Do this → Each line that includes the word "целях" counts once; give the total and nothing more.

Material shown →

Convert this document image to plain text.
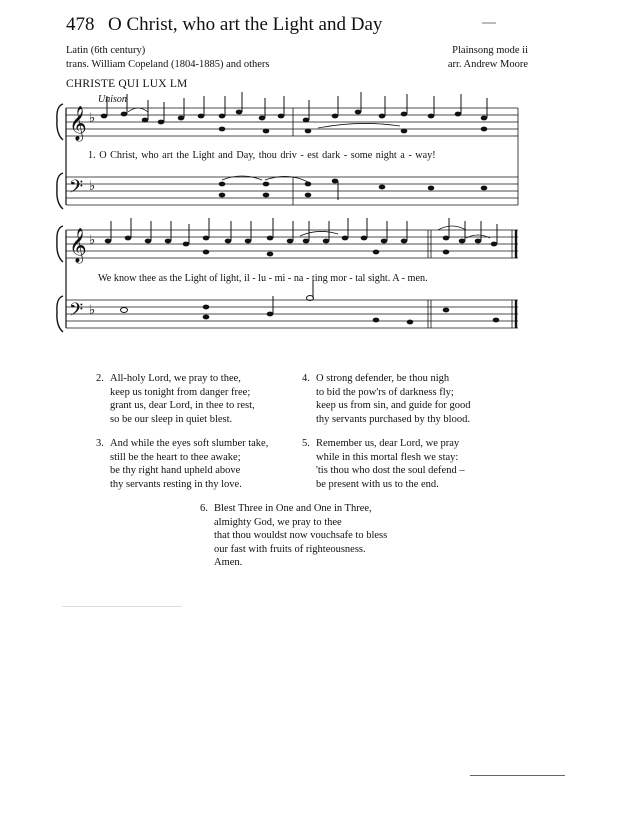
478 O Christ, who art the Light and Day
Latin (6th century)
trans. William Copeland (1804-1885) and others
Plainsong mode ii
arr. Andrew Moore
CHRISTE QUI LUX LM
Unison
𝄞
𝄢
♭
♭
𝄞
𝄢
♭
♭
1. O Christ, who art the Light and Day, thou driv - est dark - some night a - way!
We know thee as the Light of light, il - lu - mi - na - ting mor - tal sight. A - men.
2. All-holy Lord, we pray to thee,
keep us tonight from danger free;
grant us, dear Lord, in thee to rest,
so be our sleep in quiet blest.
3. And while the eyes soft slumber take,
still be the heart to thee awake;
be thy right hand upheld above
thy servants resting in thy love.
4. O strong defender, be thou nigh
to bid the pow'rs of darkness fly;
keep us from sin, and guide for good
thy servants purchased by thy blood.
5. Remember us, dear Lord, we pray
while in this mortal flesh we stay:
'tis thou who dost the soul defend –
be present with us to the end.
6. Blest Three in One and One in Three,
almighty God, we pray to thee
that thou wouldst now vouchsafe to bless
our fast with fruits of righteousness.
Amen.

...

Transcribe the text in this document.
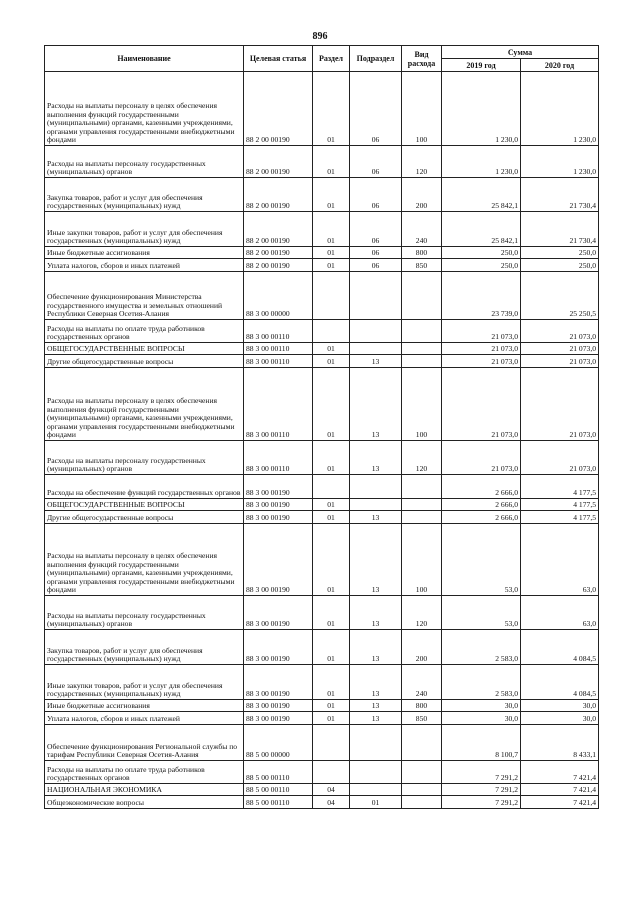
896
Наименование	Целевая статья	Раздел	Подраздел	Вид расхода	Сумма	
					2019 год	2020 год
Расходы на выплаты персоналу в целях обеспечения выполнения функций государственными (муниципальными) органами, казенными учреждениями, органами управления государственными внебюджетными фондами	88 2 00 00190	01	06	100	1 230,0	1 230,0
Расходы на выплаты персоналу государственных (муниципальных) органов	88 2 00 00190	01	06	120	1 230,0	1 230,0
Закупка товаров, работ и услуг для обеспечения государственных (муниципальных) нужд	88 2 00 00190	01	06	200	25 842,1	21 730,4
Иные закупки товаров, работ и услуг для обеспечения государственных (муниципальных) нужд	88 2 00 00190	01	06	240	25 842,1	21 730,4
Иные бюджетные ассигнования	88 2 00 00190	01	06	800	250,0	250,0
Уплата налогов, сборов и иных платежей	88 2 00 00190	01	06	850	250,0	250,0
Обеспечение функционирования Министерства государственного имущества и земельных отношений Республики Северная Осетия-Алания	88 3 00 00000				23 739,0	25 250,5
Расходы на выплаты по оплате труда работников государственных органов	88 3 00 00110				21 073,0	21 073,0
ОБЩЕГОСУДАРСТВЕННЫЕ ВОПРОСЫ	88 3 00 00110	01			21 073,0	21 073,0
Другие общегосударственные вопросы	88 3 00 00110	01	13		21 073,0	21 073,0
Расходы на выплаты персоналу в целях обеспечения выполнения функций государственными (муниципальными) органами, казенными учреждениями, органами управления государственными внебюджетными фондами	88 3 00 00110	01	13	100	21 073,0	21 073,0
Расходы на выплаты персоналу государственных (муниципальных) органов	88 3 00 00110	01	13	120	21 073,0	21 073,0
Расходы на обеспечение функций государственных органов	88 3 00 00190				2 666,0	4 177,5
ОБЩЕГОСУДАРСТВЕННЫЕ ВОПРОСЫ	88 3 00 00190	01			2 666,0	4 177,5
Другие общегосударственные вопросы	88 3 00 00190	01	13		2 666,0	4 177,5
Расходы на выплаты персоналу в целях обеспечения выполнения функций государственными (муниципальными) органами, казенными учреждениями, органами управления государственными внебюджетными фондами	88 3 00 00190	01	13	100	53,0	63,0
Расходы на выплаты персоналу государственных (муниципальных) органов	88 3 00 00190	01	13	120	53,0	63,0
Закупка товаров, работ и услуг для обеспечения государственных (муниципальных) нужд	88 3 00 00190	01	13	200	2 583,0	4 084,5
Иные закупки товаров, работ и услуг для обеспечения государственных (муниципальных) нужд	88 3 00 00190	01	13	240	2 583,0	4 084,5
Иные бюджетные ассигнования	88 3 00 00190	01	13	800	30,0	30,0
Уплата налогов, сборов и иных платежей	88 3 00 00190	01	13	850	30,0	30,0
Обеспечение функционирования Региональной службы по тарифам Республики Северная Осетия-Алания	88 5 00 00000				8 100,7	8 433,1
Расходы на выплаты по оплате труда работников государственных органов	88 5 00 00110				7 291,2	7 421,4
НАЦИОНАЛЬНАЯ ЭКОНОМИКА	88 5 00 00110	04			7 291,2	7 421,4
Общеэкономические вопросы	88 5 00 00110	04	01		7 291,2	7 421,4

Exercise output → 3